__AIM OF THE TASK__
Copy out each line of the material in which the word "name" appears.

--- START RECORDS FOR THE TASK ---

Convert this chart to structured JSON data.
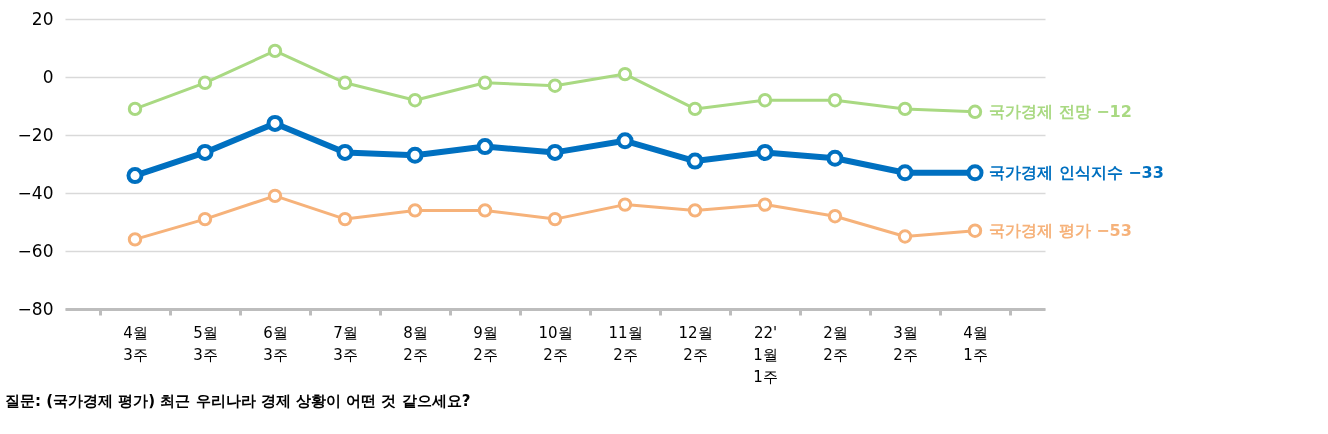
{
  "chart_data": {
    "type": "line",
    "categories": [
      "4월\n3주",
      "5월\n3주",
      "6월\n3주",
      "7월\n3주",
      "8월\n2주",
      "9월\n2주",
      "10월\n2주",
      "11월\n2주",
      "12월\n2주",
      "22'\n1월\n1주",
      "2월\n2주",
      "3월\n2주",
      "4월\n1주"
    ],
    "series": [
      {
        "name": "국가경제 전망",
        "color": "#a9d982",
        "values": [
          -11,
          -2,
          9,
          -2,
          -8,
          -2,
          -3,
          1,
          -11,
          -8,
          -8,
          -11,
          -12
        ],
        "value_labels": [
          null,
          null,
          null,
          null,
          null,
          null,
          null,
          null,
          null,
          null,
          null,
          null,
          "−12"
        ]
      },
      {
        "name": "국가경제 인식지수",
        "color": "#0070c0",
        "values": [
          -34,
          -26,
          -16,
          -26,
          -27,
          -24,
          -26,
          -22,
          -29,
          -26,
          -28,
          -33,
          -33
        ],
        "value_labels": [
          null,
          null,
          null,
          null,
          null,
          null,
          null,
          null,
          null,
          null,
          null,
          null,
          "−33"
        ]
      },
      {
        "name": "국가경제 평가",
        "color": "#f6b27a",
        "values": [
          -56,
          -49,
          -41,
          -49,
          -46,
          -46,
          -49,
          -44,
          -46,
          -44,
          -48,
          -55,
          -53
        ],
        "value_labels": [
          null,
          null,
          null,
          null,
          null,
          null,
          null,
          null,
          null,
          null,
          null,
          null,
          "−53"
        ]
      }
    ],
    "ylim": [
      -80,
      20
    ],
    "yticks": [
      -80,
      -60,
      -40,
      -20,
      0,
      20
    ],
    "grid": "y",
    "marker": "circle",
    "line_style": "solid",
    "legend": false,
    "annotations": [
      "질문: (국가경제 평가) 최근 우리나라 경제 상황이 어떤 것 같으세요?"
    ]
  }
}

--- END RECORDS FOR THE TASK ---

__RESULT OF THE TASK__
        "name": "국가경제 전망",
        "name": "국가경제 인식지수",
        "name": "국가경제 평가",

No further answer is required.